§ PROBLEM DESCRIPTION
Print the listing below exactly.

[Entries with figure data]
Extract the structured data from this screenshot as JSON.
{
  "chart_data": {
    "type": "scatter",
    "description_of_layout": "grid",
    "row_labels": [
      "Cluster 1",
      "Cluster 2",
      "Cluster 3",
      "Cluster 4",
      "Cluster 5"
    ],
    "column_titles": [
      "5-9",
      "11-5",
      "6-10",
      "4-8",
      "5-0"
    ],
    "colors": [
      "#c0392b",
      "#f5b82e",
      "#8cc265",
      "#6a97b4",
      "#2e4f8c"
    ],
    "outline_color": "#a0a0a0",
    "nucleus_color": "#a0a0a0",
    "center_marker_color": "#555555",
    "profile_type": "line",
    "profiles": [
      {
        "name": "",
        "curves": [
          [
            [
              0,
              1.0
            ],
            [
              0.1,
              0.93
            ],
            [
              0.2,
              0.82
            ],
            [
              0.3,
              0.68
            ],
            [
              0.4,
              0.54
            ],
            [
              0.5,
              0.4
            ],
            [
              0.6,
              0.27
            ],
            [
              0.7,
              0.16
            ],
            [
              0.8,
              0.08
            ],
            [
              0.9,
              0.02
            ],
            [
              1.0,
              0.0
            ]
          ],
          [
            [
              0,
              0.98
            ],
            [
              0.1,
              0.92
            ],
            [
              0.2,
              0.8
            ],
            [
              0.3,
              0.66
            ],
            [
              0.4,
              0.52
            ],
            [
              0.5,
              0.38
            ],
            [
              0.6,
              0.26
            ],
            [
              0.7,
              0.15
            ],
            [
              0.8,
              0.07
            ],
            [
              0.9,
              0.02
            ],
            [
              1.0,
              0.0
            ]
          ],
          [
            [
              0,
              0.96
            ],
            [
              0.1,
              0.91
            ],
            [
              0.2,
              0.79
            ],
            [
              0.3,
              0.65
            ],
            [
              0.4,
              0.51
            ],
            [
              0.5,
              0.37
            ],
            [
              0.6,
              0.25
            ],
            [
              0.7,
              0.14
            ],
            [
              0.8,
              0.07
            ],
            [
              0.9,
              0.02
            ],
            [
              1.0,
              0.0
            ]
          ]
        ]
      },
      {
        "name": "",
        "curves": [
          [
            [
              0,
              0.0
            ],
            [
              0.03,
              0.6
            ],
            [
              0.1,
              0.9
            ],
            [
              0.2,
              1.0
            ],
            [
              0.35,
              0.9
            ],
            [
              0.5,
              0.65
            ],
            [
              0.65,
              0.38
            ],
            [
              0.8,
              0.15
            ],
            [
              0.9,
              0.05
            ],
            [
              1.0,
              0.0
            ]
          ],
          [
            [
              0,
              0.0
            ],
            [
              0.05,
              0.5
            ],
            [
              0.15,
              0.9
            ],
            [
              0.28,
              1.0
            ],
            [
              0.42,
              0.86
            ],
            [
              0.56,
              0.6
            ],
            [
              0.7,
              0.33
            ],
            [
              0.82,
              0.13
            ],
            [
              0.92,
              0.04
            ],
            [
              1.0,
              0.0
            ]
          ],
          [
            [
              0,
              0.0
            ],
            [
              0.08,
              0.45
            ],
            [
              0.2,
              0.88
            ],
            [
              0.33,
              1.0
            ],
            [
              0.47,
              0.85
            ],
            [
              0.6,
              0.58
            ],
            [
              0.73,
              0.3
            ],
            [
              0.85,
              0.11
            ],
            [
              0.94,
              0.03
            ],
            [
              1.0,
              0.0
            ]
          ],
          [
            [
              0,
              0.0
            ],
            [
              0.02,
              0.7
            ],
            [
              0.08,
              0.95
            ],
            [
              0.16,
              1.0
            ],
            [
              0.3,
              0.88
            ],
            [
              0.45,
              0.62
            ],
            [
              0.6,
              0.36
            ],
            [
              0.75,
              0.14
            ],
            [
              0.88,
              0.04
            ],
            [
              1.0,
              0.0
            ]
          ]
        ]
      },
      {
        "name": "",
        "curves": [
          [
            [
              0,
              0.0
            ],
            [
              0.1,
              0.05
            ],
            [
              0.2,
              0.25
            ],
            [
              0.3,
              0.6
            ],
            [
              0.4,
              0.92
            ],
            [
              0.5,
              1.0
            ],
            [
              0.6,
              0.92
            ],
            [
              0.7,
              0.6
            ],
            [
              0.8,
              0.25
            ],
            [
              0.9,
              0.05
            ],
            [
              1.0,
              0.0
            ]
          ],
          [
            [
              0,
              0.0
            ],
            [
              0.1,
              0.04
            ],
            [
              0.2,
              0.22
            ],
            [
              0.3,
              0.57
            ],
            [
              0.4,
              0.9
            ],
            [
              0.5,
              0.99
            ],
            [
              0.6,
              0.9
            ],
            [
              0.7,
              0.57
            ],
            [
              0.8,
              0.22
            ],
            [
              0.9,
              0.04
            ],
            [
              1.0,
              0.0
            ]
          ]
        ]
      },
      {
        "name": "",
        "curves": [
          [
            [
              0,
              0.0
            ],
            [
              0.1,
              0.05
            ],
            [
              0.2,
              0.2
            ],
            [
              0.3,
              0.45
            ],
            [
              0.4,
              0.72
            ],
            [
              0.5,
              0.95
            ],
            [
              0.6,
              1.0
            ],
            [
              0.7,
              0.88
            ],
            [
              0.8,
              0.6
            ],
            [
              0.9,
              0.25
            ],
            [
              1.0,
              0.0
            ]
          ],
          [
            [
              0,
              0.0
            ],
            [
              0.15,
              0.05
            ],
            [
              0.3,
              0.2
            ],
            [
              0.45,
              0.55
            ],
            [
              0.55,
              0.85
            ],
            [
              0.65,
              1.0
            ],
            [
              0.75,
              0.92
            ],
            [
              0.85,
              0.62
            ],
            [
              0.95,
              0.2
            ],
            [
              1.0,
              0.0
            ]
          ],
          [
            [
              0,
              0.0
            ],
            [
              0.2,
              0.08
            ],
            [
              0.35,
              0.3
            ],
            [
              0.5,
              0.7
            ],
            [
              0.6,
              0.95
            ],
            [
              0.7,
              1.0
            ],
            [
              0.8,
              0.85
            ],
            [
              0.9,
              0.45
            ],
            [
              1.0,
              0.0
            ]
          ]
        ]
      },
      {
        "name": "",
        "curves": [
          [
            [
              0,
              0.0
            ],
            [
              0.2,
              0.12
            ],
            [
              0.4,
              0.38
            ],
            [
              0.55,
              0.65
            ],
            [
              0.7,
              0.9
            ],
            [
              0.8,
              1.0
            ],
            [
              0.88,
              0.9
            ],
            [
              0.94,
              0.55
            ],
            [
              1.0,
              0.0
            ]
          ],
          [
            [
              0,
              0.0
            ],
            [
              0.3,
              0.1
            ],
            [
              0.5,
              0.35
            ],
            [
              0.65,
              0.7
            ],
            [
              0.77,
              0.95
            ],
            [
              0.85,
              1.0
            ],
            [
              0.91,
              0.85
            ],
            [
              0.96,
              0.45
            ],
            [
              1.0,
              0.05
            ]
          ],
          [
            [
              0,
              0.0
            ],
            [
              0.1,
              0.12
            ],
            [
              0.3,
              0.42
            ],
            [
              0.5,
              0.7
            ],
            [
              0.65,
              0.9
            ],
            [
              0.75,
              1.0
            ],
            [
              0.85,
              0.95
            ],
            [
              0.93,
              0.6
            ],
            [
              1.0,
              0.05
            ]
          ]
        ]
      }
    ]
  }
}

§ OUTPUT FOR THIS TASK
Extract the structured data from this screenshot as JSON.
{
  "chart_data": {
    "type": "scatter",
    "description_of_layout": "grid",
    "row_labels": [
      "Cluster 1",
      "Cluster 2",
      "Cluster 3",
      "Cluster 4",
      "Cluster 5"
    ],
    "column_titles": [
      "5-9",
      "11-5",
      "6-10",
      "4-8",
      "5-0"
    ],
    "colors": [
      "#c0392b",
      "#f5b82e",
      "#8cc265",
      "#6a97b4",
      "#2e4f8c"
    ],
    "outline_color": "#a0a0a0",
    "nucleus_color": "#a0a0a0",
    "center_marker_color": "#555555",
    "profile_type": "line",
    "profiles": [
      {
        "name": "",
        "curves": [
          [
            [
              0,
              1.0
            ],
            [
              0.1,
              0.93
            ],
            [
              0.2,
              0.82
            ],
            [
              0.3,
              0.68
            ],
            [
              0.4,
              0.54
            ],
            [
              0.5,
              0.4
            ],
            [
              0.6,
              0.27
            ],
            [
              0.7,
              0.16
            ],
            [
              0.8,
              0.08
            ],
            [
              0.9,
              0.02
            ],
            [
              1.0,
              0.0
            ]
          ],
          [
            [
              0,
              0.98
            ],
            [
              0.1,
              0.92
            ],
            [
              0.2,
              0.8
            ],
            [
              0.3,
              0.66
            ],
            [
              0.4,
              0.52
            ],
            [
              0.5,
              0.38
            ],
            [
              0.6,
              0.26
            ],
            [
              0.7,
              0.15
            ],
            [
              0.8,
              0.07
            ],
            [
              0.9,
              0.02
            ],
            [
              1.0,
              0.0
            ]
          ],
          [
            [
              0,
              0.96
            ],
            [
              0.1,
              0.91
            ],
            [
              0.2,
              0.79
            ],
            [
              0.3,
              0.65
            ],
            [
              0.4,
              0.51
            ],
            [
              0.5,
              0.37
            ],
            [
              0.6,
              0.25
            ],
            [
              0.7,
              0.14
            ],
            [
              0.8,
              0.07
            ],
            [
              0.9,
              0.02
            ],
            [
              1.0,
              0.0
            ]
          ]
        ]
      },
      {
        "name": "",
        "curves": [
          [
            [
              0,
              0.0
            ],
            [
              0.03,
              0.6
            ],
            [
              0.1,
              0.9
            ],
            [
              0.2,
              1.0
            ],
            [
              0.35,
              0.9
            ],
            [
              0.5,
              0.65
            ],
            [
              0.65,
              0.38
            ],
            [
              0.8,
              0.15
            ],
            [
              0.9,
              0.05
            ],
            [
              1.0,
              0.0
            ]
          ],
          [
            [
              0,
              0.0
            ],
            [
              0.05,
              0.5
            ],
            [
              0.15,
              0.9
            ],
            [
              0.28,
              1.0
            ],
            [
              0.42,
              0.86
            ],
            [
              0.56,
              0.6
            ],
            [
              0.7,
              0.33
            ],
            [
              0.82,
              0.13
            ],
            [
              0.92,
              0.04
            ],
            [
              1.0,
              0.0
            ]
          ],
          [
            [
              0,
              0.0
            ],
            [
              0.08,
              0.45
            ],
            [
              0.2,
              0.88
            ],
            [
              0.33,
              1.0
            ],
            [
              0.47,
              0.85
            ],
            [
              0.6,
              0.58
            ],
            [
              0.73,
              0.3
            ],
            [
              0.85,
              0.11
            ],
            [
              0.94,
              0.03
            ],
            [
              1.0,
              0.0
            ]
          ],
          [
            [
              0,
              0.0
            ],
            [
              0.02,
              0.7
            ],
            [
              0.08,
              0.95
            ],
            [
              0.16,
              1.0
            ],
            [
              0.3,
              0.88
            ],
            [
              0.45,
              0.62
            ],
            [
              0.6,
              0.36
            ],
            [
              0.75,
              0.14
            ],
            [
              0.88,
              0.04
            ],
            [
              1.0,
              0.0
            ]
          ]
        ]
      },
      {
        "name": "",
        "curves": [
          [
            [
              0,
              0.0
            ],
            [
              0.1,
              0.05
            ],
            [
              0.2,
              0.25
            ],
            [
              0.3,
              0.6
            ],
            [
              0.4,
              0.92
            ],
            [
              0.5,
              1.0
            ],
            [
              0.6,
              0.92
            ],
            [
              0.7,
              0.6
            ],
            [
              0.8,
              0.25
            ],
            [
              0.9,
              0.05
            ],
            [
              1.0,
              0.0
            ]
          ],
          [
            [
              0,
              0.0
            ],
            [
              0.1,
              0.04
            ],
            [
              0.2,
              0.22
            ],
            [
              0.3,
              0.57
            ],
            [
              0.4,
              0.9
            ],
            [
              0.5,
              0.99
            ],
            [
              0.6,
              0.9
            ],
            [
              0.7,
              0.57
            ],
            [
              0.8,
              0.22
            ],
            [
              0.9,
              0.04
            ],
            [
              1.0,
              0.0
            ]
          ]
        ]
      },
      {
        "name": "",
        "curves": [
          [
            [
              0,
              0.0
            ],
            [
              0.1,
              0.05
            ],
            [
              0.2,
              0.2
            ],
            [
              0.3,
              0.45
            ],
            [
              0.4,
              0.72
            ],
            [
              0.5,
              0.95
            ],
            [
              0.6,
              1.0
            ],
            [
              0.7,
              0.88
            ],
            [
              0.8,
              0.6
            ],
            [
              0.9,
              0.25
            ],
            [
              1.0,
              0.0
            ]
          ],
          [
            [
              0,
              0.0
            ],
            [
              0.15,
              0.05
            ],
            [
              0.3,
              0.2
            ],
            [
              0.45,
              0.55
            ],
            [
              0.55,
              0.85
            ],
            [
              0.65,
              1.0
            ],
            [
              0.75,
              0.92
            ],
            [
              0.85,
              0.62
            ],
            [
              0.95,
              0.2
            ],
            [
              1.0,
              0.0
            ]
          ],
          [
            [
              0,
              0.0
            ],
            [
              0.2,
              0.08
            ],
            [
              0.35,
              0.3
            ],
            [
              0.5,
              0.7
            ],
            [
              0.6,
              0.95
            ],
            [
              0.7,
              1.0
            ],
            [
              0.8,
              0.85
            ],
            [
              0.9,
              0.45
            ],
            [
              1.0,
              0.0
            ]
          ]
        ]
      },
      {
        "name": "",
        "curves": [
          [
            [
              0,
              0.0
            ],
            [
              0.2,
              0.12
            ],
            [
              0.4,
              0.38
            ],
            [
              0.55,
              0.65
            ],
            [
              0.7,
              0.9
            ],
            [
              0.8,
              1.0
            ],
            [
              0.88,
              0.9
            ],
            [
              0.94,
              0.55
            ],
            [
              1.0,
              0.0
            ]
          ],
          [
            [
              0,
              0.0
            ],
            [
              0.3,
              0.1
            ],
            [
              0.5,
              0.35
            ],
            [
              0.65,
              0.7
            ],
            [
              0.77,
              0.95
            ],
            [
              0.85,
              1.0
            ],
            [
              0.91,
              0.85
            ],
            [
              0.96,
              0.45
            ],
            [
              1.0,
              0.05
            ]
          ],
          [
            [
              0,
              0.0
            ],
            [
              0.1,
              0.12
            ],
            [
              0.3,
              0.42
            ],
            [
              0.5,
              0.7
            ],
            [
              0.65,
              0.9
            ],
            [
              0.75,
              1.0
            ],
            [
              0.85,
              0.95
            ],
            [
              0.93,
              0.6
            ],
            [
              1.0,
              0.05
            ]
          ]
        ]
      }
    ]
  }
}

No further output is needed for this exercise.